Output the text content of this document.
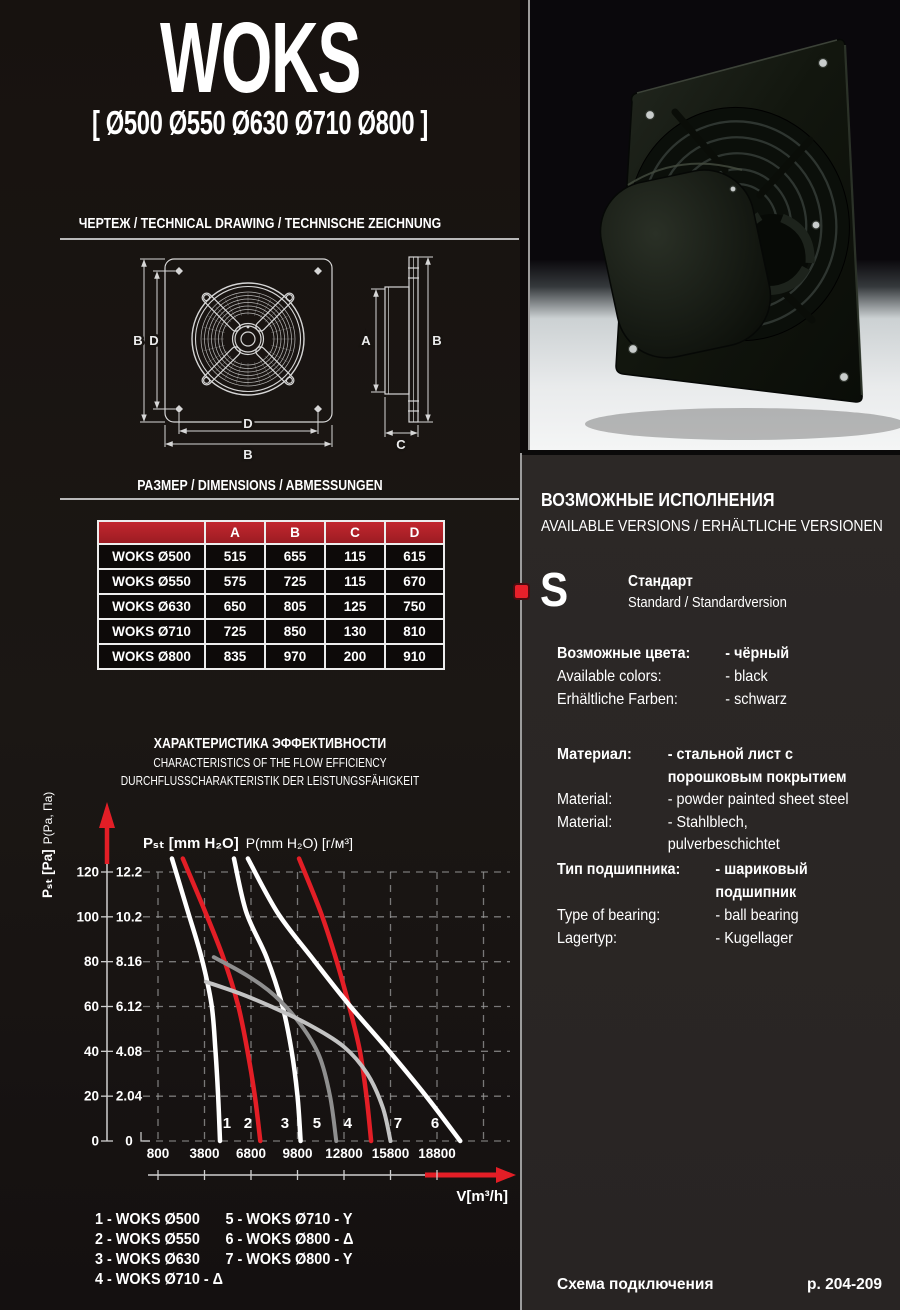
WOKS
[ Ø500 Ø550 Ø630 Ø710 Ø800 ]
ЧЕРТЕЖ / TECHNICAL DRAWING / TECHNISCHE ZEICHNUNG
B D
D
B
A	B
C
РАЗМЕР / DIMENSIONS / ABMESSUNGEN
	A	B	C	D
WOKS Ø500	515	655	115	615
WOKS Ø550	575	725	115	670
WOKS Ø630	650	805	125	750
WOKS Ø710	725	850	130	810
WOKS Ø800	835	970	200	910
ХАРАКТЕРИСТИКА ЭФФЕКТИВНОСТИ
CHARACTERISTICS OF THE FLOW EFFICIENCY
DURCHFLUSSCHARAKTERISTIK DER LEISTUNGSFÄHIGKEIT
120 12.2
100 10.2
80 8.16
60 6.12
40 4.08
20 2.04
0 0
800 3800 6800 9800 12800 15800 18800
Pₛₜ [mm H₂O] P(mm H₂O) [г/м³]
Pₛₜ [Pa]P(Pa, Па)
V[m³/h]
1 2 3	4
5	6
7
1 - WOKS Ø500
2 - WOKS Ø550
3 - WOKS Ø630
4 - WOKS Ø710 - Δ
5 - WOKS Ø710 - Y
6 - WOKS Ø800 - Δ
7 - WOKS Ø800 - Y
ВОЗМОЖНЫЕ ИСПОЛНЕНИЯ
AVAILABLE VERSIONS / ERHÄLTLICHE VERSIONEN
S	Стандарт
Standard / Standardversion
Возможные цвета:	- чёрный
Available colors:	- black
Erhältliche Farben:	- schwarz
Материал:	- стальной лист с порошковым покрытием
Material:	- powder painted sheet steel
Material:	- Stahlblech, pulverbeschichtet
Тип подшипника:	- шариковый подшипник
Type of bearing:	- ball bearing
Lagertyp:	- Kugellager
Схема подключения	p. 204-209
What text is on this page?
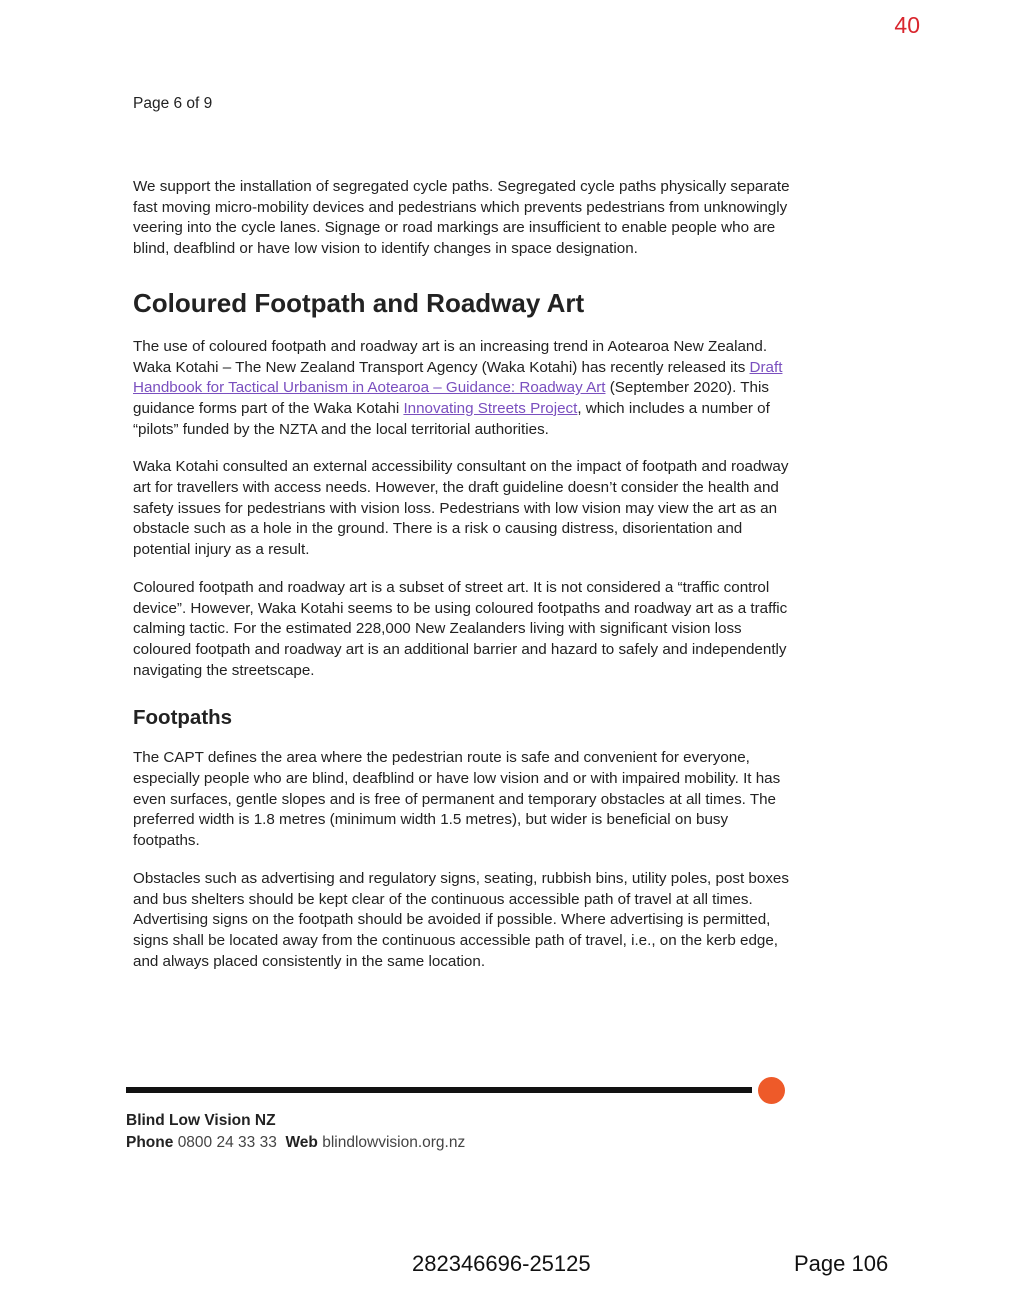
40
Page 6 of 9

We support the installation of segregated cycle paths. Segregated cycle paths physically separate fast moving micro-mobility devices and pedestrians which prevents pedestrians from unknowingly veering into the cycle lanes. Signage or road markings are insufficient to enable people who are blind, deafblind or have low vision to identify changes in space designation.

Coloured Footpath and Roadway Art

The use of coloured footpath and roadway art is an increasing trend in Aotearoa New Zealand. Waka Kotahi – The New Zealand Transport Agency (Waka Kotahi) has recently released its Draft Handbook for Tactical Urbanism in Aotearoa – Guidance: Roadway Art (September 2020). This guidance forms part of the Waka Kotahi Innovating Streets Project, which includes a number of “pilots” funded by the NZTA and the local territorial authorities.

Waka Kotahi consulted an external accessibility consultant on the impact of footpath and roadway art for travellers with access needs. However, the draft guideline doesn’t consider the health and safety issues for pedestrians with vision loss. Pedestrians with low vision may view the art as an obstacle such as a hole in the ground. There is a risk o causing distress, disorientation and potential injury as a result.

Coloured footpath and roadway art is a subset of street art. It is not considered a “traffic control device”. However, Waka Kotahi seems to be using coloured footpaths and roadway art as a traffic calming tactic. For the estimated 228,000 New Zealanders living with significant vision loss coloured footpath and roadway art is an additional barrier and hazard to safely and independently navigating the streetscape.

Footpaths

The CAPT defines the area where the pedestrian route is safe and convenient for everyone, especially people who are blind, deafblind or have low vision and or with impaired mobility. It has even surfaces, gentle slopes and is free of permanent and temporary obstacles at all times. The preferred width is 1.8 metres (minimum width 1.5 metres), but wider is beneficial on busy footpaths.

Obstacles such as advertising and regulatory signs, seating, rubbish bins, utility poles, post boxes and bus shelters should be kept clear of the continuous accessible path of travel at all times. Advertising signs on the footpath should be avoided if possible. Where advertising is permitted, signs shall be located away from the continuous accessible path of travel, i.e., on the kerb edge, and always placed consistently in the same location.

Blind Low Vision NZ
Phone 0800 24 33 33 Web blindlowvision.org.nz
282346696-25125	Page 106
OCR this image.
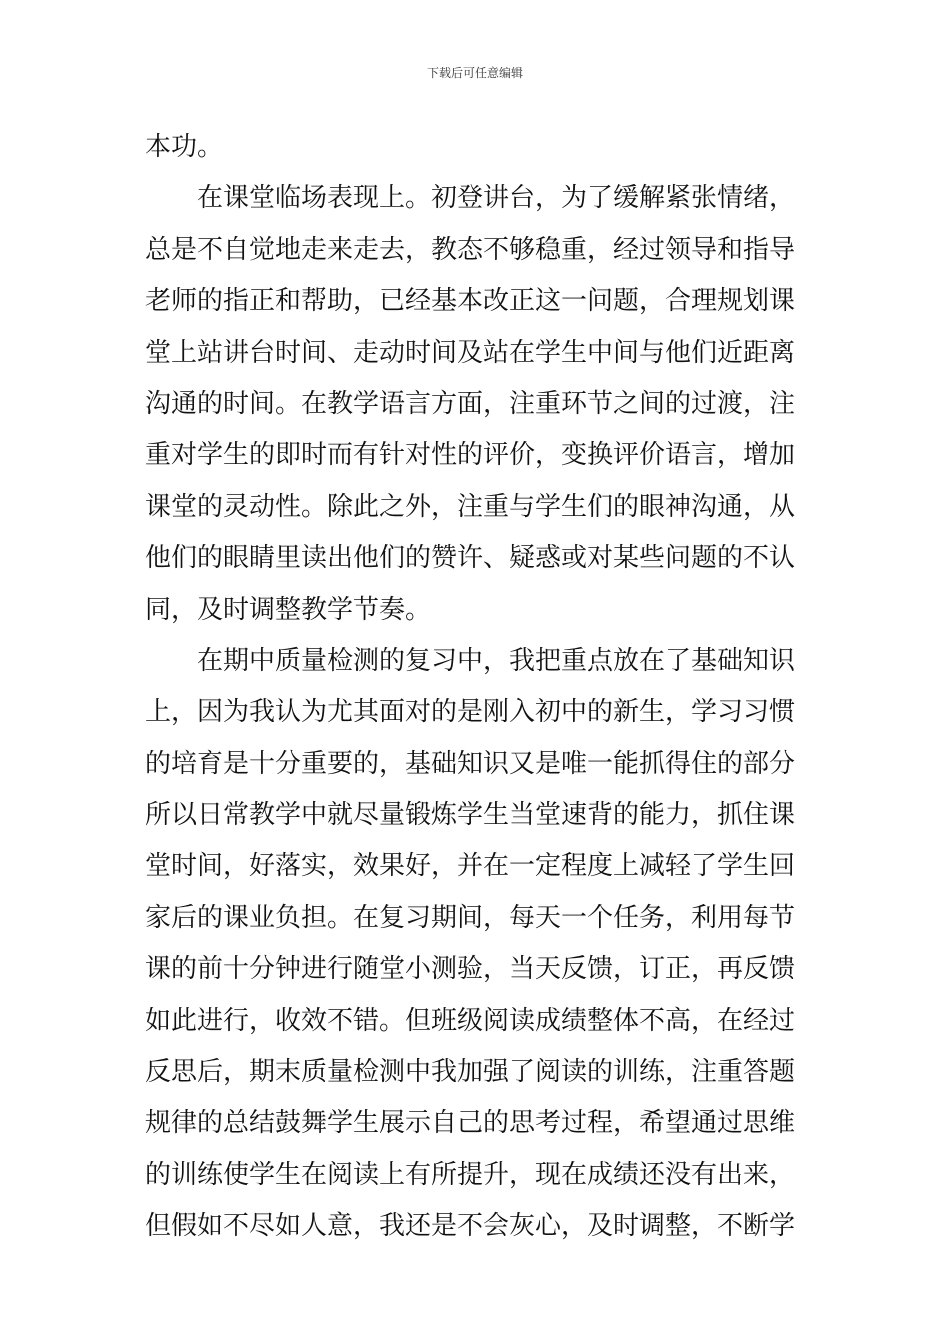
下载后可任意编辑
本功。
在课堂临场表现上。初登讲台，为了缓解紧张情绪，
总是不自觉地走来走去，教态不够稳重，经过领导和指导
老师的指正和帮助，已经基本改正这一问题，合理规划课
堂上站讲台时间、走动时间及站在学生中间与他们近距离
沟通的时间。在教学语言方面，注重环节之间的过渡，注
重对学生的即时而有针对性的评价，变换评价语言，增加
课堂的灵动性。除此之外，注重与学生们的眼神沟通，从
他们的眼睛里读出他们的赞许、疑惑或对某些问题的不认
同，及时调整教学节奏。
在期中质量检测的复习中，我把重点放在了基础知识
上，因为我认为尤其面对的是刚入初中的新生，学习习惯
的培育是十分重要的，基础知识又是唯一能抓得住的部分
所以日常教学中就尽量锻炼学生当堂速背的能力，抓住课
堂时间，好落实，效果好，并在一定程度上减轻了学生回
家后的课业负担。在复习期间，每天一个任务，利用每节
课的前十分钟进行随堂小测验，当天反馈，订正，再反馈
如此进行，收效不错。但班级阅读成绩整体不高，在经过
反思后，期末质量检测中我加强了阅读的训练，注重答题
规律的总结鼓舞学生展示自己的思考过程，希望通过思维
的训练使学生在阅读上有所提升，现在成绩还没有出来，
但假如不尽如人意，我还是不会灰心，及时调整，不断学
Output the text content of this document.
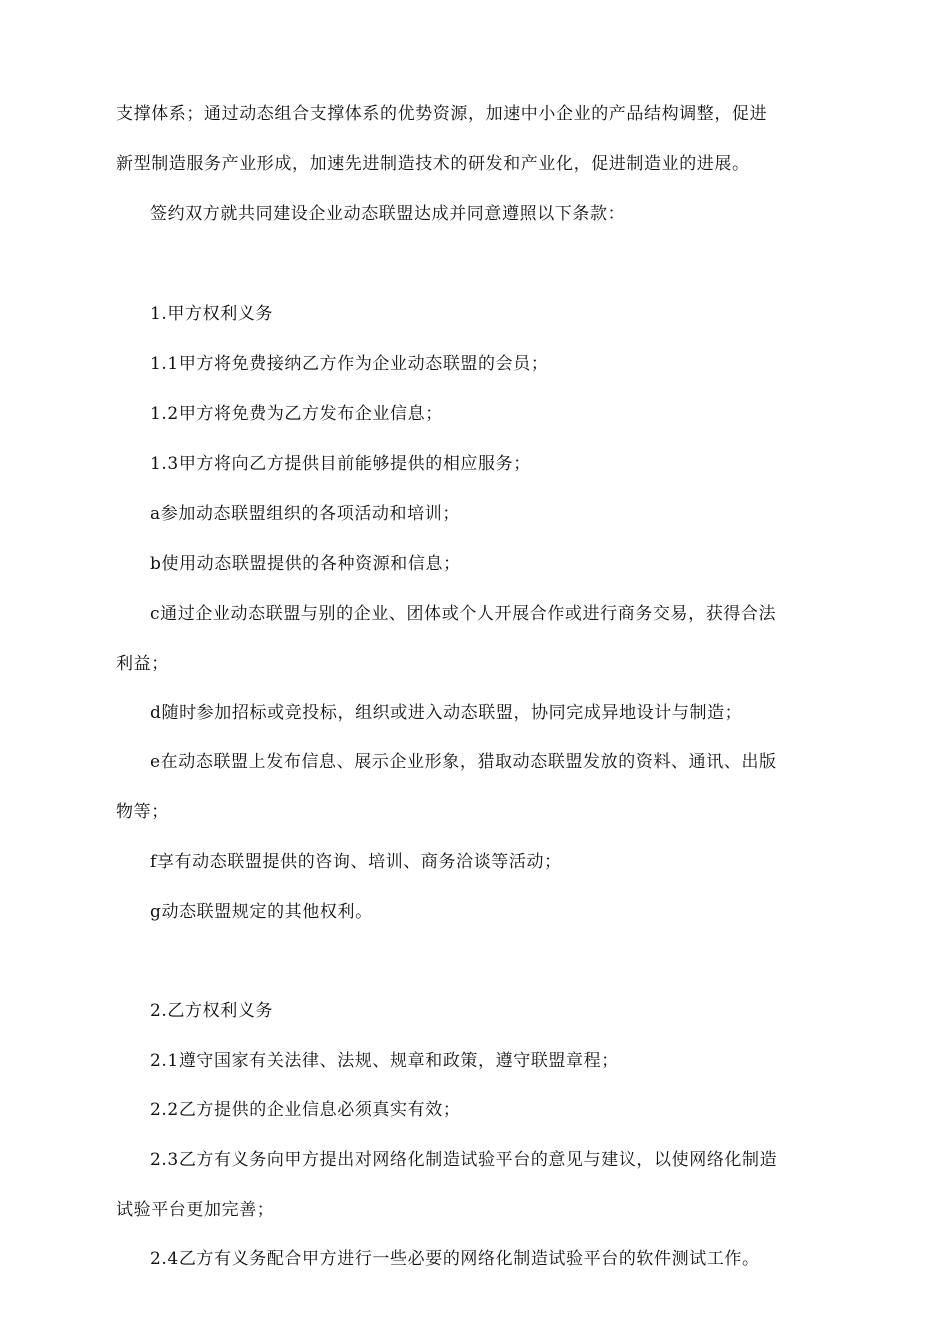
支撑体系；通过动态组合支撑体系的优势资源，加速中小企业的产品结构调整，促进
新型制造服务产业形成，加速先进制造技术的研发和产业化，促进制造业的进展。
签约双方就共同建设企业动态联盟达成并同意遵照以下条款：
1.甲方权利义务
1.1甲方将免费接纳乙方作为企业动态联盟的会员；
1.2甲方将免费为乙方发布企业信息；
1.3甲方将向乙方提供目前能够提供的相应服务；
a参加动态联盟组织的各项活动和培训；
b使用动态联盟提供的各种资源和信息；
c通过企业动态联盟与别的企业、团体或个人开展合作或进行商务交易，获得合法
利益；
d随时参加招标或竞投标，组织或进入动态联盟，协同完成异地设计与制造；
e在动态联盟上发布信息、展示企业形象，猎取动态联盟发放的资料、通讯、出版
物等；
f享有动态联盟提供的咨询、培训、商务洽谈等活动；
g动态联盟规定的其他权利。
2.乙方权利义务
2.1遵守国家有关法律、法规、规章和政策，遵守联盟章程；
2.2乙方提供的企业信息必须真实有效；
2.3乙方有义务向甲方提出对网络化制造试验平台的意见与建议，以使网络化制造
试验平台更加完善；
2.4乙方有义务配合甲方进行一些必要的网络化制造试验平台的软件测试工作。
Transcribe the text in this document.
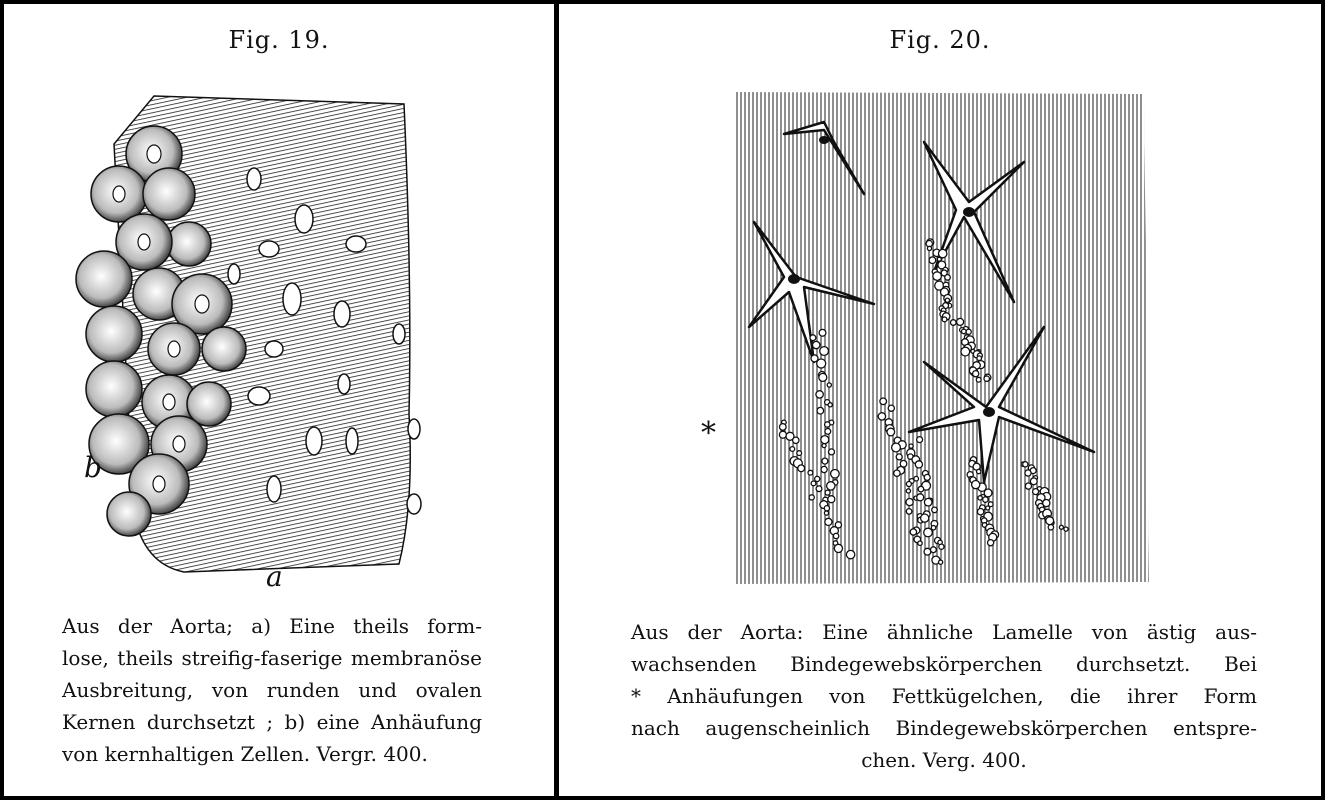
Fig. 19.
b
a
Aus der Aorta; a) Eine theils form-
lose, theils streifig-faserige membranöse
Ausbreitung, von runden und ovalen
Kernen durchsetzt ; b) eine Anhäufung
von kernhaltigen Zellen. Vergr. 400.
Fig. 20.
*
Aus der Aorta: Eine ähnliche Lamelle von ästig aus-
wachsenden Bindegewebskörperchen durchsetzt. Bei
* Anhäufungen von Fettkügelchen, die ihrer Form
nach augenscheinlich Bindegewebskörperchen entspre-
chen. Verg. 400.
· · · ·
• Exercise requirements
Take the line containing "Transcribe the text in this document." as the first line and the last line of the data above as the final one, and output exactly the lines between them, inclusive, with no pictures.

• Solution below
Transcribe the text in this document.
Fig. 19.
b
a
Aus der Aorta; a) Eine theils form-
lose, theils streifig-faserige membranöse
Ausbreitung, von runden und ovalen
Kernen durchsetzt ; b) eine Anhäufung
von kernhaltigen Zellen. Vergr. 400.
Fig. 20.
*
Aus der Aorta: Eine ähnliche Lamelle von ästig aus-
wachsenden Bindegewebskörperchen durchsetzt. Bei
* Anhäufungen von Fettkügelchen, die ihrer Form
nach augenscheinlich Bindegewebskörperchen entspre-
chen. Verg. 400.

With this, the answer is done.